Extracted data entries
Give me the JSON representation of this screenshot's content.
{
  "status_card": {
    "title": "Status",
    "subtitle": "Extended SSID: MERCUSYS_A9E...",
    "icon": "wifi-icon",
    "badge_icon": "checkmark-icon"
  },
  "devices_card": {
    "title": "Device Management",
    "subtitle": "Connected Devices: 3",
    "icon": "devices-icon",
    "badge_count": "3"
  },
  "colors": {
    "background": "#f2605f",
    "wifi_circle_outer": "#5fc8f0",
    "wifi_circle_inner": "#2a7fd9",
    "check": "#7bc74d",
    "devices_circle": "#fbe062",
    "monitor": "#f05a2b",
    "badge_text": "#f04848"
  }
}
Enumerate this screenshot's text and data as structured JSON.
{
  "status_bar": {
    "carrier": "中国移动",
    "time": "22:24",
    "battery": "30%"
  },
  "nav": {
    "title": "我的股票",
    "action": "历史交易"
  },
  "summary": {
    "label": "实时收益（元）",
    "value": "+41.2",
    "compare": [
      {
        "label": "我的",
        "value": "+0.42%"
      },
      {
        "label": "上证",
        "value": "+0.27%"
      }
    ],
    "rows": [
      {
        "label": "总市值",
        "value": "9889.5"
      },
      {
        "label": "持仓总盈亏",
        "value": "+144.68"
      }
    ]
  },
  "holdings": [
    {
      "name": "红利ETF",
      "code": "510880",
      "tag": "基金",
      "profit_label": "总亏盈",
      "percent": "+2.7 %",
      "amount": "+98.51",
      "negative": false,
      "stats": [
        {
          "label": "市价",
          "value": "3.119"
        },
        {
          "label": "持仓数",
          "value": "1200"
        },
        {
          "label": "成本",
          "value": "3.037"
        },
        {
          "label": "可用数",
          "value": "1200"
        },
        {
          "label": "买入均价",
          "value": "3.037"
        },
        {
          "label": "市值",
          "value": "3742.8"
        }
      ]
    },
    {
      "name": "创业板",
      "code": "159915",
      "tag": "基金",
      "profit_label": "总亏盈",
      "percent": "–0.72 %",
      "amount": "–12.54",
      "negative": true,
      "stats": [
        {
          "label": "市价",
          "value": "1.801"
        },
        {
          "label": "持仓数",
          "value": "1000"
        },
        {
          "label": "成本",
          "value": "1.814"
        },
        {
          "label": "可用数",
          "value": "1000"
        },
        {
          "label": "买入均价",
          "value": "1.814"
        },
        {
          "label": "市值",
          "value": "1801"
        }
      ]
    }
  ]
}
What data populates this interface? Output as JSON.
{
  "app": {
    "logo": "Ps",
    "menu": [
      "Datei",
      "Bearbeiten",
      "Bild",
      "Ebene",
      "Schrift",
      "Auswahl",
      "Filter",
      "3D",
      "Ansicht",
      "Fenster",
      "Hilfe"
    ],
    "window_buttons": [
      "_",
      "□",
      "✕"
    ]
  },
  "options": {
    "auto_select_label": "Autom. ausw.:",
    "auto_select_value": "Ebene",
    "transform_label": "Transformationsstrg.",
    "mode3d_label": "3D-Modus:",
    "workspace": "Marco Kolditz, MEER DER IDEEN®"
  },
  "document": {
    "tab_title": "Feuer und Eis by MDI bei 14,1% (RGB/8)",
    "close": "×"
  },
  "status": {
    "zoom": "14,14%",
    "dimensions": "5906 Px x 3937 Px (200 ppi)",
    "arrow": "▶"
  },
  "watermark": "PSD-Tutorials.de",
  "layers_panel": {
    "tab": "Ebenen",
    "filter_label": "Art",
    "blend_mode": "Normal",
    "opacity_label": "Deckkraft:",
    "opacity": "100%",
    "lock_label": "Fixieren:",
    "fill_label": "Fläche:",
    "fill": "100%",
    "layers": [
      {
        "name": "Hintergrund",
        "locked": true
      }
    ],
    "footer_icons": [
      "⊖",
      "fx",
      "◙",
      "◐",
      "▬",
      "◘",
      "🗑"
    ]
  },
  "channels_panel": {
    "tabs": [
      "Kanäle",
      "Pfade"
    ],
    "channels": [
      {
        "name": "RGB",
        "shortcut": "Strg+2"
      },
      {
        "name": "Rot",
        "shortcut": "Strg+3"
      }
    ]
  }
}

(What you will do) Each entry above is to be quoted exactly.

(Written response)
Give me the JSON representation of this screenshot's content.
{
  "status_card": {
    "title": "Status",
    "subtitle": "Extended SSID: MERCUSYS_A9E...",
    "icon": "wifi-icon",
    "badge_icon": "checkmark-icon"
  },
  "devices_card": {
    "title": "Device Management",
    "subtitle": "Connected Devices: 3",
    "icon": "devices-icon",
    "badge_count": "3"
  },
  "colors": {
    "background": "#f2605f",
    "wifi_circle_outer": "#5fc8f0",
    "wifi_circle_inner": "#2a7fd9",
    "check": "#7bc74d",
    "devices_circle": "#fbe062",
    "monitor": "#f05a2b",
    "badge_text": "#f04848"
  }
}
Enumerate this screenshot's text and data as structured JSON.
{
  "status_bar": {
    "carrier": "中国移动",
    "time": "22:24",
    "battery": "30%"
  },
  "nav": {
    "title": "我的股票",
    "action": "历史交易"
  },
  "summary": {
    "label": "实时收益（元）",
    "value": "+41.2",
    "compare": [
      {
        "label": "我的",
        "value": "+0.42%"
      },
      {
        "label": "上证",
        "value": "+0.27%"
      }
    ],
    "rows": [
      {
        "label": "总市值",
        "value": "9889.5"
      },
      {
        "label": "持仓总盈亏",
        "value": "+144.68"
      }
    ]
  },
  "holdings": [
    {
      "name": "红利ETF",
      "code": "510880",
      "tag": "基金",
      "profit_label": "总亏盈",
      "percent": "+2.7 %",
      "amount": "+98.51",
      "negative": false,
      "stats": [
        {
          "label": "市价",
          "value": "3.119"
        },
        {
          "label": "持仓数",
          "value": "1200"
        },
        {
          "label": "成本",
          "value": "3.037"
        },
        {
          "label": "可用数",
          "value": "1200"
        },
        {
          "label": "买入均价",
          "value": "3.037"
        },
        {
          "label": "市值",
          "value": "3742.8"
        }
      ]
    },
    {
      "name": "创业板",
      "code": "159915",
      "tag": "基金",
      "profit_label": "总亏盈",
      "percent": "–0.72 %",
      "amount": "–12.54",
      "negative": true,
      "stats": [
        {
          "label": "市价",
          "value": "1.801"
        },
        {
          "label": "持仓数",
          "value": "1000"
        },
        {
          "label": "成本",
          "value": "1.814"
        },
        {
          "label": "可用数",
          "value": "1000"
        },
        {
          "label": "买入均价",
          "value": "1.814"
        },
        {
          "label": "市值",
          "value": "1801"
        }
      ]
    }
  ]
}
What data populates this interface? Output as JSON.
{
  "app": {
    "logo": "Ps",
    "menu": [
      "Datei",
      "Bearbeiten",
      "Bild",
      "Ebene",
      "Schrift",
      "Auswahl",
      "Filter",
      "3D",
      "Ansicht",
      "Fenster",
      "Hilfe"
    ],
    "window_buttons": [
      "_",
      "□",
      "✕"
    ]
  },
  "options": {
    "auto_select_label": "Autom. ausw.:",
    "auto_select_value": "Ebene",
    "transform_label": "Transformationsstrg.",
    "mode3d_label": "3D-Modus:",
    "workspace": "Marco Kolditz, MEER DER IDEEN®"
  },
  "document": {
    "tab_title": "Feuer und Eis by MDI bei 14,1% (RGB/8)",
    "close": "×"
  },
  "status": {
    "zoom": "14,14%",
    "dimensions": "5906 Px x 3937 Px (200 ppi)",
    "arrow": "▶"
  },
  "watermark": "PSD-Tutorials.de",
  "layers_panel": {
    "tab": "Ebenen",
    "filter_label": "Art",
    "blend_mode": "Normal",
    "opacity_label": "Deckkraft:",
    "opacity": "100%",
    "lock_label": "Fixieren:",
    "fill_label": "Fläche:",
    "fill": "100%",
    "layers": [
      {
        "name": "Hintergrund",
        "locked": true
      }
    ],
    "footer_icons": [
      "⊖",
      "fx",
      "◙",
      "◐",
      "▬",
      "◘",
      "🗑"
    ]
  },
  "channels_panel": {
    "tabs": [
      "Kanäle",
      "Pfade"
    ],
    "channels": [
      {
        "name": "RGB",
        "shortcut": "Strg+2"
      },
      {
        "name": "Rot",
        "shortcut": "Strg+3"
      }
    ]
  }
}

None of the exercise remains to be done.